>>>>>

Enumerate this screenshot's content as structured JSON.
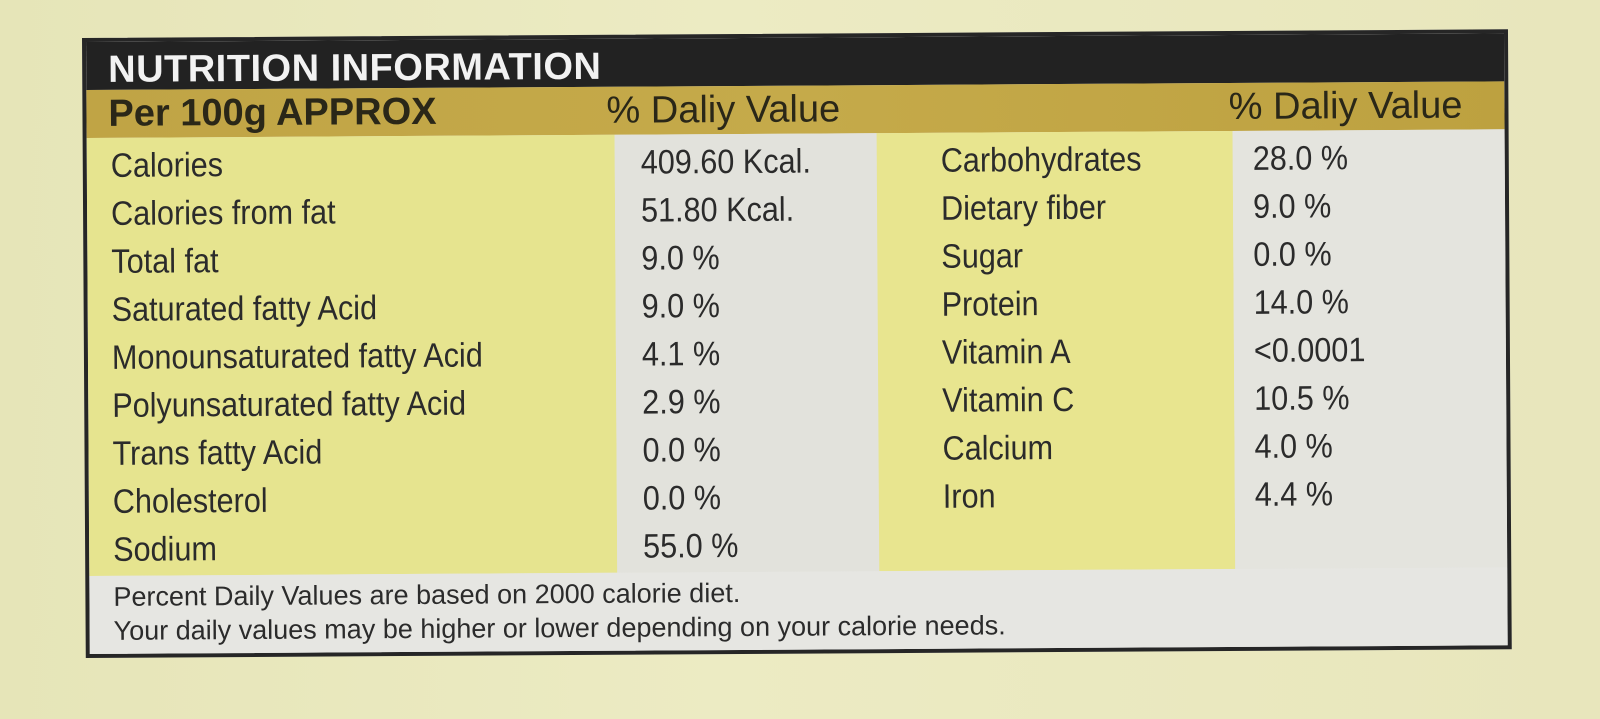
{
  "panel": {
    "title": "NUTRITION INFORMATION",
    "per_label": "Per 100g APPROX",
    "dv_label_left": "% Daliy Value",
    "dv_label_right": "% Daliy Value"
  },
  "rows": [
    {
      "left_name": "Calories",
      "left_value": "409.60 Kcal.",
      "right_name": "Carbohydrates",
      "right_value": "28.0 %"
    },
    {
      "left_name": "Calories from fat",
      "left_value": "51.80 Kcal.",
      "right_name": "Dietary fiber",
      "right_value": "9.0 %"
    },
    {
      "left_name": "Total fat",
      "left_value": "9.0 %",
      "right_name": "Sugar",
      "right_value": "0.0 %"
    },
    {
      "left_name": "Saturated fatty Acid",
      "left_value": "9.0 %",
      "right_name": "Protein",
      "right_value": "14.0 %"
    },
    {
      "left_name": "Monounsaturated fatty Acid",
      "left_value": "4.1 %",
      "right_name": "Vitamin A",
      "right_value": "<0.0001"
    },
    {
      "left_name": "Polyunsaturated fatty Acid",
      "left_value": "2.9 %",
      "right_name": "Vitamin C",
      "right_value": "10.5 %"
    },
    {
      "left_name": "Trans fatty Acid",
      "left_value": "0.0 %",
      "right_name": "Calcium",
      "right_value": "4.0 %"
    },
    {
      "left_name": "Cholesterol",
      "left_value": "0.0 %",
      "right_name": "Iron",
      "right_value": "4.4 %"
    },
    {
      "left_name": "Sodium",
      "left_value": "55.0 %",
      "right_name": "",
      "right_value": ""
    }
  ],
  "footer": {
    "line1": "Percent Daily Values are based on 2000 calorie diet.",
    "line2": "Your daily values may be higher or lower depending on your calorie needs."
  },
  "colors": {
    "title_bar": "#222222",
    "subheader": "#c3a747",
    "yellow_column": "#e6e48f",
    "gray_column": "#e2e2dc"
  }
}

<<<<<

# Activity
In the entries above, copy each line that contains the string "fatty".

# Written answer
      "left_name": "Saturated fatty Acid",
      "left_name": "Monounsaturated fatty Acid",
      "left_name": "Polyunsaturated fatty Acid",
      "left_name": "Trans fatty Acid",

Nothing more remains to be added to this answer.